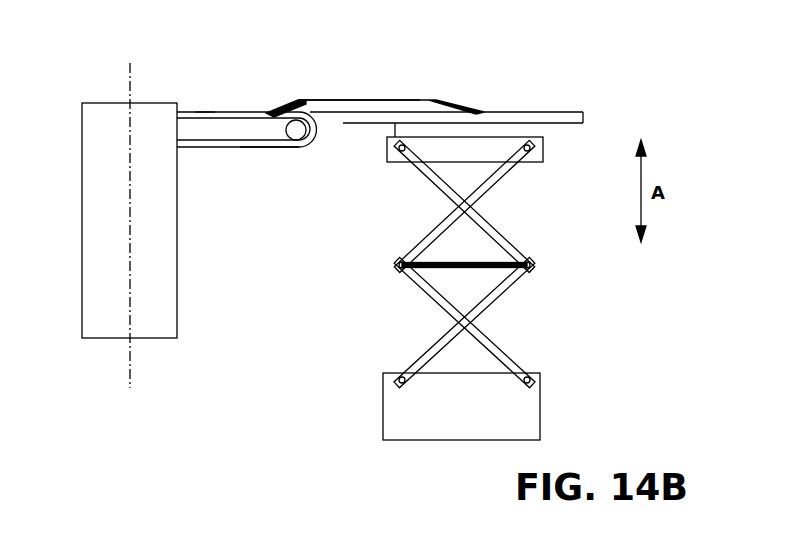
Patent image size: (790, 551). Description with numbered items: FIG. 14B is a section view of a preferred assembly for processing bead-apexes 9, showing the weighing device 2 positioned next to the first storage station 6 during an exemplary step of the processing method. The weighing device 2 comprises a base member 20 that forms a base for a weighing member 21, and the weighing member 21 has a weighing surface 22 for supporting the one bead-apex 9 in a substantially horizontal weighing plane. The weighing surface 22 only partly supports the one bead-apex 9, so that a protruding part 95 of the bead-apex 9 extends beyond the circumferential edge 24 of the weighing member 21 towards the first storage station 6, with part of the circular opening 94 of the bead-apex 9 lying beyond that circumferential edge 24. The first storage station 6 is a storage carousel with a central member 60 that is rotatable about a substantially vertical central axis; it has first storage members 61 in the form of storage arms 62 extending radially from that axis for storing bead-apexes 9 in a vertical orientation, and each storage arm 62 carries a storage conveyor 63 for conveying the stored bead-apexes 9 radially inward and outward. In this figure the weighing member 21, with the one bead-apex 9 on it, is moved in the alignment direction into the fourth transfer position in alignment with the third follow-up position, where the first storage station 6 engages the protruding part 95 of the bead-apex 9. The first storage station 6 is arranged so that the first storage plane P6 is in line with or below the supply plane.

The weighing device 2 is at (369, 467).
The first storage station 6 is at (188, 370).
The bead-apex 9 is at (370, 69).
The base member 20 is at (522, 420).
The weighing member 21 is at (585, 123).
The weighing surface 22 is at (583, 112).
The circumferential edge 24 is at (328, 126).
The central member 60 is at (97, 327).
The first storage member 61 is at (232, 110).
The storage arm 62 is at (205, 148).
The storage conveyor 63 is at (275, 148).
The circular opening 94 is at (318, 100).
The protruding part 95 is at (290, 100).
The first storage plane P6 is at (205, 110).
--
_EXERCISE DETAILS_
Return, word for word, every line from the first one through the line containing "The weighing device 2 is at (369, 467).", including both ends. Leave the pictures out.

_SOLVED PROBLEM_
Patent image size: (790, 551). Description with numbered items: FIG. 14B is a section view of a preferred assembly for processing bead-apexes 9, showing the weighing device 2 positioned next to the first storage station 6 during an exemplary step of the processing method. The weighing device 2 comprises a base member 20 that forms a base for a weighing member 21, and the weighing member 21 has a weighing surface 22 for supporting the one bead-apex 9 in a substantially horizontal weighing plane. The weighing surface 22 only partly supports the one bead-apex 9, so that a protruding part 95 of the bead-apex 9 extends beyond the circumferential edge 24 of the weighing member 21 towards the first storage station 6, with part of the circular opening 94 of the bead-apex 9 lying beyond that circumferential edge 24. The first storage station 6 is a storage carousel with a central member 60 that is rotatable about a substantially vertical central axis; it has first storage members 61 in the form of storage arms 62 extending radially from that axis for storing bead-apexes 9 in a vertical orientation, and each storage arm 62 carries a storage conveyor 63 for conveying the stored bead-apexes 9 radially inward and outward. In this figure the weighing member 21, with the one bead-apex 9 on it, is moved in the alignment direction into the fourth transfer position in alignment with the third follow-up position, where the first storage station 6 engages the protruding part 95 of the bead-apex 9. The first storage station 6 is arranged so that the first storage plane P6 is in line with or below the supply plane.

The weighing device 2 is at (369, 467).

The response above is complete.